■ DATA ENTRIES

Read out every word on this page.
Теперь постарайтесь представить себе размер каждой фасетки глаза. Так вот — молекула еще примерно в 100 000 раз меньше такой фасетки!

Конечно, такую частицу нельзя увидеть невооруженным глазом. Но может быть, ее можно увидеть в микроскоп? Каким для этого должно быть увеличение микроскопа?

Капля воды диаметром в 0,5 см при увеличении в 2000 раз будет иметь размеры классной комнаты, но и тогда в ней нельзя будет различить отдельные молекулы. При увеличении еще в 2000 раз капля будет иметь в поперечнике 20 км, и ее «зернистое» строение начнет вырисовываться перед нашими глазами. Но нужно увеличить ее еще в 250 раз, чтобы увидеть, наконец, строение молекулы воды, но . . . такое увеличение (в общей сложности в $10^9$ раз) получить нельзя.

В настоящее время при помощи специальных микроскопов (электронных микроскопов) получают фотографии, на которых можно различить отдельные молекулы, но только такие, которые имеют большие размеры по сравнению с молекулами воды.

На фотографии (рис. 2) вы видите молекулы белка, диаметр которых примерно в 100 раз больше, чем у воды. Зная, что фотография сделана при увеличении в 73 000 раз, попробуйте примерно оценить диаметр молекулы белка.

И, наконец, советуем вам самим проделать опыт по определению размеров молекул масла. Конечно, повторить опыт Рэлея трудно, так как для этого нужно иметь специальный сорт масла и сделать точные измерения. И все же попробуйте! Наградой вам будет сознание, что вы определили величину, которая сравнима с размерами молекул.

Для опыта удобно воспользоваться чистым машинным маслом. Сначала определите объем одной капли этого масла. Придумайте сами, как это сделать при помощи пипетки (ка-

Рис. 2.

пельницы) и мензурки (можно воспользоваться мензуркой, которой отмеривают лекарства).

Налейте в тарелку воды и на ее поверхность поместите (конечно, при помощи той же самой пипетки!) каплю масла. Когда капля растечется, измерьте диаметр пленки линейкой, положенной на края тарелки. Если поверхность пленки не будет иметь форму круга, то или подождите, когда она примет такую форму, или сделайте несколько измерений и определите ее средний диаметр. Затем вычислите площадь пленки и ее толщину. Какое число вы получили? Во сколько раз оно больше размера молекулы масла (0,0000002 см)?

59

■ SHORT TASK
Go through the material line by line. Show each line that contains the string "воспользоваться".

■ RESPONSE BELOW
Для опыта удобно воспользоваться чистым машинным маслом. Сначала определите объем одной капли этого масла. Придумайте сами, как это сделать при помощи пипетки (ка-
пельницы) и мензурки (можно воспользоваться мензуркой, которой отмеривают лекарства).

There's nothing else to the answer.